* Set task *
Extract the full set of records, then give each one again exactly.

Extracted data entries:
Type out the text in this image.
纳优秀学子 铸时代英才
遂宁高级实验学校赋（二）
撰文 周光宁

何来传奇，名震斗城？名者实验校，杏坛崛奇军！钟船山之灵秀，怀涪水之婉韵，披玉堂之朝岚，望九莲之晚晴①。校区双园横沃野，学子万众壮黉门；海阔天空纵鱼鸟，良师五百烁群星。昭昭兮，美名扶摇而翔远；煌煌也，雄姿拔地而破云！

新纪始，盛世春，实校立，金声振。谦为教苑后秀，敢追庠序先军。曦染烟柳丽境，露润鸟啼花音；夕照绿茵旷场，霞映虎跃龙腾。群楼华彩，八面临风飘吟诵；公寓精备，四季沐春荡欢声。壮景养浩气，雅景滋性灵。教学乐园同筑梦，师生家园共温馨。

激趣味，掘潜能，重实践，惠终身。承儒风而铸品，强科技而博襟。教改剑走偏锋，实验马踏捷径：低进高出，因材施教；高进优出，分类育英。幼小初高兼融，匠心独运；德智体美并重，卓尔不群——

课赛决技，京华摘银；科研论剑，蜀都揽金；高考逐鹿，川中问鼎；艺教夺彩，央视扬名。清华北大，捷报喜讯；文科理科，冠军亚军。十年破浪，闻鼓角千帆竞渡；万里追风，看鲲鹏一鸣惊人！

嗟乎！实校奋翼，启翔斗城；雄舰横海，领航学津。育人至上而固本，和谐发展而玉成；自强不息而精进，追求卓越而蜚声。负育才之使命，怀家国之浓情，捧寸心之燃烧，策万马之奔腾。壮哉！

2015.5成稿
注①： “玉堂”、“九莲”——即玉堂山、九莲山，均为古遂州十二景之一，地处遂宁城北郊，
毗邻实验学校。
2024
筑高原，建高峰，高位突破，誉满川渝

* Solution for this exercise *
Type out the text in this image.
纳优秀学子 铸时代英才
遂宁高级实验学校赋（二）
撰文 周光宁

何来传奇，名震斗城？名者实验校，杏坛崛奇军！钟船山之灵秀，怀涪水之婉韵，披玉堂之朝岚，望九莲之晚晴①。校区双园横沃野，学子万众壮黉门；海阔天空纵鱼鸟，良师五百烁群星。昭昭兮，美名扶摇而翔远；煌煌也，雄姿拔地而破云！

新纪始，盛世春，实校立，金声振。谦为教苑后秀，敢追庠序先军。曦染烟柳丽境，露润鸟啼花音；夕照绿茵旷场，霞映虎跃龙腾。群楼华彩，八面临风飘吟诵；公寓精备，四季沐春荡欢声。壮景养浩气，雅景滋性灵。教学乐园同筑梦，师生家园共温馨。

激趣味，掘潜能，重实践，惠终身。承儒风而铸品，强科技而博襟。教改剑走偏锋，实验马踏捷径：低进高出，因材施教；高进优出，分类育英。幼小初高兼融，匠心独运；德智体美并重，卓尔不群——

课赛决技，京华摘银；科研论剑，蜀都揽金；高考逐鹿，川中问鼎；艺教夺彩，央视扬名。清华北大，捷报喜讯；文科理科，冠军亚军。十年破浪，闻鼓角千帆竞渡；万里追风，看鲲鹏一鸣惊人！

嗟乎！实校奋翼，启翔斗城；雄舰横海，领航学津。育人至上而固本，和谐发展而玉成；自强不息而精进，追求卓越而蜚声。负育才之使命，怀家国之浓情，捧寸心之燃烧，策万马之奔腾。壮哉！

2015.5成稿
注①： “玉堂”、“九莲”——即玉堂山、九莲山，均为古遂州十二景之一，地处遂宁城北郊，
毗邻实验学校。
2024
筑高原，建高峰，高位突破，誉满川渝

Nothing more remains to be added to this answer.